> [Stated problem]: Every line of the material that follows must be printed again exactly.

> [Task input]:
****************

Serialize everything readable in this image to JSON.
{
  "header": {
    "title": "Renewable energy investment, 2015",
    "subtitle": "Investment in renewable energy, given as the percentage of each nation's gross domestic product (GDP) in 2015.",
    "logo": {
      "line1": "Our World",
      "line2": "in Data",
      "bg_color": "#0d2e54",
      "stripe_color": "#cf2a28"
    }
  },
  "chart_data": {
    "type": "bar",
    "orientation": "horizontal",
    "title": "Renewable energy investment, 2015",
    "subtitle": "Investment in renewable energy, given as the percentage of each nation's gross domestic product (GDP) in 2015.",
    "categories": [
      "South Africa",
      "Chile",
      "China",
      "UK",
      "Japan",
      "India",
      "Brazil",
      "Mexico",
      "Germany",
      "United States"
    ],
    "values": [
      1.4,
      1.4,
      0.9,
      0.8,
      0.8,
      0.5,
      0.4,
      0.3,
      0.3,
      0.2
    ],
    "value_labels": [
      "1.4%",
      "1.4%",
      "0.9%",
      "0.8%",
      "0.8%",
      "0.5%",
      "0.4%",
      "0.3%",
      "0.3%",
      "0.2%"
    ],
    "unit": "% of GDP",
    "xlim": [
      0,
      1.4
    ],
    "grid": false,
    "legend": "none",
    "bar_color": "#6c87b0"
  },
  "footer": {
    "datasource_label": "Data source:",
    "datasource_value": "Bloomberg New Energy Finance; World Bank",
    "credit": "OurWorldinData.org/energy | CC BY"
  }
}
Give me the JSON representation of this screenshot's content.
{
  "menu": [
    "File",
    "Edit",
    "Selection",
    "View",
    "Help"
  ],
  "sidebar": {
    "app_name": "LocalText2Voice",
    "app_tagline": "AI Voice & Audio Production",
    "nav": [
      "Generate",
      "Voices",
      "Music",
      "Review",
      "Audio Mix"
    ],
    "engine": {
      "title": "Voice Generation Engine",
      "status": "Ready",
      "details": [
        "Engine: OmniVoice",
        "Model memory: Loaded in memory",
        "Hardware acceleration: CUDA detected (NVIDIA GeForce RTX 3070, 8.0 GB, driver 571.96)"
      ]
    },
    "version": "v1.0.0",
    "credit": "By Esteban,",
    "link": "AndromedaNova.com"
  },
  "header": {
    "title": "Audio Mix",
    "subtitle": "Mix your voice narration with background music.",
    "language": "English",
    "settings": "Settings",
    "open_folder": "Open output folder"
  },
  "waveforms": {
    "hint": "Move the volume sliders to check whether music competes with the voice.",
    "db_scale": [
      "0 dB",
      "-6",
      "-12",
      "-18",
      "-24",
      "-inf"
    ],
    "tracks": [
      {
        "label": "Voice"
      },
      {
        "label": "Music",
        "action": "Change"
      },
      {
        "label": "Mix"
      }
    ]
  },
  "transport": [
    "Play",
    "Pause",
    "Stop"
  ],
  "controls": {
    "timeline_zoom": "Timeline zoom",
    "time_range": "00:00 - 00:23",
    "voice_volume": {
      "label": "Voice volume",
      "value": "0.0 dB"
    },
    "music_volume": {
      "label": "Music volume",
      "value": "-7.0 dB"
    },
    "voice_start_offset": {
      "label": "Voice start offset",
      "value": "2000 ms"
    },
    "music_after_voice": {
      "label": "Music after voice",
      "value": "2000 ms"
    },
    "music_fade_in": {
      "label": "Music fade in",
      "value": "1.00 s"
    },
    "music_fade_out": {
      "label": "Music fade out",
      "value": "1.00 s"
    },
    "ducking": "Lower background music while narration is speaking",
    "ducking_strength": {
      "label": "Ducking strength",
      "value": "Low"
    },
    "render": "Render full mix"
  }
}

****************

> [Response to this exercise]:
Serialize everything readable in this image to JSON.
{
  "header": {
    "title": "Renewable energy investment, 2015",
    "subtitle": "Investment in renewable energy, given as the percentage of each nation's gross domestic product (GDP) in 2015.",
    "logo": {
      "line1": "Our World",
      "line2": "in Data",
      "bg_color": "#0d2e54",
      "stripe_color": "#cf2a28"
    }
  },
  "chart_data": {
    "type": "bar",
    "orientation": "horizontal",
    "title": "Renewable energy investment, 2015",
    "subtitle": "Investment in renewable energy, given as the percentage of each nation's gross domestic product (GDP) in 2015.",
    "categories": [
      "South Africa",
      "Chile",
      "China",
      "UK",
      "Japan",
      "India",
      "Brazil",
      "Mexico",
      "Germany",
      "United States"
    ],
    "values": [
      1.4,
      1.4,
      0.9,
      0.8,
      0.8,
      0.5,
      0.4,
      0.3,
      0.3,
      0.2
    ],
    "value_labels": [
      "1.4%",
      "1.4%",
      "0.9%",
      "0.8%",
      "0.8%",
      "0.5%",
      "0.4%",
      "0.3%",
      "0.3%",
      "0.2%"
    ],
    "unit": "% of GDP",
    "xlim": [
      0,
      1.4
    ],
    "grid": false,
    "legend": "none",
    "bar_color": "#6c87b0"
  },
  "footer": {
    "datasource_label": "Data source:",
    "datasource_value": "Bloomberg New Energy Finance; World Bank",
    "credit": "OurWorldinData.org/energy | CC BY"
  }
}
Give me the JSON representation of this screenshot's content.
{
  "menu": [
    "File",
    "Edit",
    "Selection",
    "View",
    "Help"
  ],
  "sidebar": {
    "app_name": "LocalText2Voice",
    "app_tagline": "AI Voice & Audio Production",
    "nav": [
      "Generate",
      "Voices",
      "Music",
      "Review",
      "Audio Mix"
    ],
    "engine": {
      "title": "Voice Generation Engine",
      "status": "Ready",
      "details": [
        "Engine: OmniVoice",
        "Model memory: Loaded in memory",
        "Hardware acceleration: CUDA detected (NVIDIA GeForce RTX 3070, 8.0 GB, driver 571.96)"
      ]
    },
    "version": "v1.0.0",
    "credit": "By Esteban,",
    "link": "AndromedaNova.com"
  },
  "header": {
    "title": "Audio Mix",
    "subtitle": "Mix your voice narration with background music.",
    "language": "English",
    "settings": "Settings",
    "open_folder": "Open output folder"
  },
  "waveforms": {
    "hint": "Move the volume sliders to check whether music competes with the voice.",
    "db_scale": [
      "0 dB",
      "-6",
      "-12",
      "-18",
      "-24",
      "-inf"
    ],
    "tracks": [
      {
        "label": "Voice"
      },
      {
        "label": "Music",
        "action": "Change"
      },
      {
        "label": "Mix"
      }
    ]
  },
  "transport": [
    "Play",
    "Pause",
    "Stop"
  ],
  "controls": {
    "timeline_zoom": "Timeline zoom",
    "time_range": "00:00 - 00:23",
    "voice_volume": {
      "label": "Voice volume",
      "value": "0.0 dB"
    },
    "music_volume": {
      "label": "Music volume",
      "value": "-7.0 dB"
    },
    "voice_start_offset": {
      "label": "Voice start offset",
      "value": "2000 ms"
    },
    "music_after_voice": {
      "label": "Music after voice",
      "value": "2000 ms"
    },
    "music_fade_in": {
      "label": "Music fade in",
      "value": "1.00 s"
    },
    "music_fade_out": {
      "label": "Music fade out",
      "value": "1.00 s"
    },
    "ducking": "Lower background music while narration is speaking",
    "ducking_strength": {
      "label": "Ducking strength",
      "value": "Low"
    },
    "render": "Render full mix"
  }
}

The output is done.